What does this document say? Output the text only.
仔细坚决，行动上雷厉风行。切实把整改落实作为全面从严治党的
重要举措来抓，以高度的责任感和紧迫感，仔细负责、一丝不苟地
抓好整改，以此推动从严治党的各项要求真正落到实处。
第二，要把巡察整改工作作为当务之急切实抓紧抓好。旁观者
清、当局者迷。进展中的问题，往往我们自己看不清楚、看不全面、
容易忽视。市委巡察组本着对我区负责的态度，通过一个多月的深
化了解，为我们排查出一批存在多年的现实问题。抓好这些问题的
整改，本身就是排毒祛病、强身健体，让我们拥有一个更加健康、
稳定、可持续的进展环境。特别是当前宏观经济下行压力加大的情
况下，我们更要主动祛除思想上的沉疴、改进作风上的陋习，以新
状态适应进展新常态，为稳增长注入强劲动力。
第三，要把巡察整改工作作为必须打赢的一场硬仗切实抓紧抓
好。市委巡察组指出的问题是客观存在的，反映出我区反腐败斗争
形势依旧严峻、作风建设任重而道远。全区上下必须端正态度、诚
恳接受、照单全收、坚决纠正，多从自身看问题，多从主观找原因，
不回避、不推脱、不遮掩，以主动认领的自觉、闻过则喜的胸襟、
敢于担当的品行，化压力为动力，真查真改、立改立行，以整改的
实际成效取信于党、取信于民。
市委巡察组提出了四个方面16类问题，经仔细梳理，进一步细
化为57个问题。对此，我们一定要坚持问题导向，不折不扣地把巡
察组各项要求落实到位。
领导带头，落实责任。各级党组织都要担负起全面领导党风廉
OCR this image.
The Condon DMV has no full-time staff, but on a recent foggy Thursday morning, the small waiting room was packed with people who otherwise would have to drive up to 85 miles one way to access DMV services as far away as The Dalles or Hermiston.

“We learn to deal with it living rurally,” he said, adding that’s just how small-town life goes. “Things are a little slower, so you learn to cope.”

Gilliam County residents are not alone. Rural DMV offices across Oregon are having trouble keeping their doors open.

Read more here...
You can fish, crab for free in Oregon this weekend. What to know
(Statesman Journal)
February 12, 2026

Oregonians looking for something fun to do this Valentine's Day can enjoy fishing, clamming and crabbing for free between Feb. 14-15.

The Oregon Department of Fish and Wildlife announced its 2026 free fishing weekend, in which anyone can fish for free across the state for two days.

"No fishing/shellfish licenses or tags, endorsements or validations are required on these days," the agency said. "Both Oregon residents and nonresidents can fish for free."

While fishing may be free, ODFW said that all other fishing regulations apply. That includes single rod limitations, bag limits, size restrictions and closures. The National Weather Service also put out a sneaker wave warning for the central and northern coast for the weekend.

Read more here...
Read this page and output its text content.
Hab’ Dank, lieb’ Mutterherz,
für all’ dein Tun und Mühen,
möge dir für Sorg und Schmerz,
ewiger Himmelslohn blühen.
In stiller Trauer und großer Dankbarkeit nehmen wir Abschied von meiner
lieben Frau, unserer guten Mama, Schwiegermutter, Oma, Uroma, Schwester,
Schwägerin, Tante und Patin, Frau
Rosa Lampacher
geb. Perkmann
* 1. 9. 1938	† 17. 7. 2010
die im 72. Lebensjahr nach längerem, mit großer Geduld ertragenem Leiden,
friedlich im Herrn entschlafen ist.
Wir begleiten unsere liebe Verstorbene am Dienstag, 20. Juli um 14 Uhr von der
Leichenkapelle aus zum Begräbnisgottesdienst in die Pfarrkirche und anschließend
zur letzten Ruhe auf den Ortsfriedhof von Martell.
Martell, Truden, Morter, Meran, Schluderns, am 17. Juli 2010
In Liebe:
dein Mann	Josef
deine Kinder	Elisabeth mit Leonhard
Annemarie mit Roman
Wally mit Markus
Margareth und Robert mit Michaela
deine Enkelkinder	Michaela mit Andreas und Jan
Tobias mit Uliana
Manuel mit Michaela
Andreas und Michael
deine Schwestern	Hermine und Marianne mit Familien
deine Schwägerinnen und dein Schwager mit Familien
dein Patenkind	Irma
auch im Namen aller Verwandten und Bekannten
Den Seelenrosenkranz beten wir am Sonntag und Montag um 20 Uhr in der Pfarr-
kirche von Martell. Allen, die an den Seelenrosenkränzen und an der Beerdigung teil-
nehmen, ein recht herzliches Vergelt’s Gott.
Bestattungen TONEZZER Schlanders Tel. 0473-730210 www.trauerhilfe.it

☆ ☆ ☆ ☆

* **Your instructions**:
Retype all the material above precisely, with no line left out.

* **The output**:
What does this document say? Output the text only.
仔细坚决，行动上雷厉风行。切实把整改落实作为全面从严治党的
重要举措来抓，以高度的责任感和紧迫感，仔细负责、一丝不苟地
抓好整改，以此推动从严治党的各项要求真正落到实处。
第二，要把巡察整改工作作为当务之急切实抓紧抓好。旁观者
清、当局者迷。进展中的问题，往往我们自己看不清楚、看不全面、
容易忽视。市委巡察组本着对我区负责的态度，通过一个多月的深
化了解，为我们排查出一批存在多年的现实问题。抓好这些问题的
整改，本身就是排毒祛病、强身健体，让我们拥有一个更加健康、
稳定、可持续的进展环境。特别是当前宏观经济下行压力加大的情
况下，我们更要主动祛除思想上的沉疴、改进作风上的陋习，以新
状态适应进展新常态，为稳增长注入强劲动力。
第三，要把巡察整改工作作为必须打赢的一场硬仗切实抓紧抓
好。市委巡察组指出的问题是客观存在的，反映出我区反腐败斗争
形势依旧严峻、作风建设任重而道远。全区上下必须端正态度、诚
恳接受、照单全收、坚决纠正，多从自身看问题，多从主观找原因，
不回避、不推脱、不遮掩，以主动认领的自觉、闻过则喜的胸襟、
敢于担当的品行，化压力为动力，真查真改、立改立行，以整改的
实际成效取信于党、取信于民。
市委巡察组提出了四个方面16类问题，经仔细梳理，进一步细
化为57个问题。对此，我们一定要坚持问题导向，不折不扣地把巡
察组各项要求落实到位。
领导带头，落实责任。各级党组织都要担负起全面领导党风廉
OCR this image.
The Condon DMV has no full-time staff, but on a recent foggy Thursday morning, the small waiting room was packed with people who otherwise would have to drive up to 85 miles one way to access DMV services as far away as The Dalles or Hermiston.

“We learn to deal with it living rurally,” he said, adding that’s just how small-town life goes. “Things are a little slower, so you learn to cope.”

Gilliam County residents are not alone. Rural DMV offices across Oregon are having trouble keeping their doors open.

Read more here...
You can fish, crab for free in Oregon this weekend. What to know
(Statesman Journal)
February 12, 2026

Oregonians looking for something fun to do this Valentine's Day can enjoy fishing, clamming and crabbing for free between Feb. 14-15.

The Oregon Department of Fish and Wildlife announced its 2026 free fishing weekend, in which anyone can fish for free across the state for two days.

"No fishing/shellfish licenses or tags, endorsements or validations are required on these days," the agency said. "Both Oregon residents and nonresidents can fish for free."

While fishing may be free, ODFW said that all other fishing regulations apply. That includes single rod limitations, bag limits, size restrictions and closures. The National Weather Service also put out a sneaker wave warning for the central and northern coast for the weekend.

Read more here...
Read this page and output its text content.
Hab’ Dank, lieb’ Mutterherz,
für all’ dein Tun und Mühen,
möge dir für Sorg und Schmerz,
ewiger Himmelslohn blühen.
In stiller Trauer und großer Dankbarkeit nehmen wir Abschied von meiner
lieben Frau, unserer guten Mama, Schwiegermutter, Oma, Uroma, Schwester,
Schwägerin, Tante und Patin, Frau
Rosa Lampacher
geb. Perkmann
* 1. 9. 1938	† 17. 7. 2010
die im 72. Lebensjahr nach längerem, mit großer Geduld ertragenem Leiden,
friedlich im Herrn entschlafen ist.
Wir begleiten unsere liebe Verstorbene am Dienstag, 20. Juli um 14 Uhr von der
Leichenkapelle aus zum Begräbnisgottesdienst in die Pfarrkirche und anschließend
zur letzten Ruhe auf den Ortsfriedhof von Martell.
Martell, Truden, Morter, Meran, Schluderns, am 17. Juli 2010
In Liebe:
dein Mann	Josef
deine Kinder	Elisabeth mit Leonhard
Annemarie mit Roman
Wally mit Markus
Margareth und Robert mit Michaela
deine Enkelkinder	Michaela mit Andreas und Jan
Tobias mit Uliana
Manuel mit Michaela
Andreas und Michael
deine Schwestern	Hermine und Marianne mit Familien
deine Schwägerinnen und dein Schwager mit Familien
dein Patenkind	Irma
auch im Namen aller Verwandten und Bekannten
Den Seelenrosenkranz beten wir am Sonntag und Montag um 20 Uhr in der Pfarr-
kirche von Martell. Allen, die an den Seelenrosenkränzen und an der Beerdigung teil-
nehmen, ein recht herzliches Vergelt’s Gott.
Bestattungen TONEZZER Schlanders Tel. 0473-730210 www.trauerhilfe.it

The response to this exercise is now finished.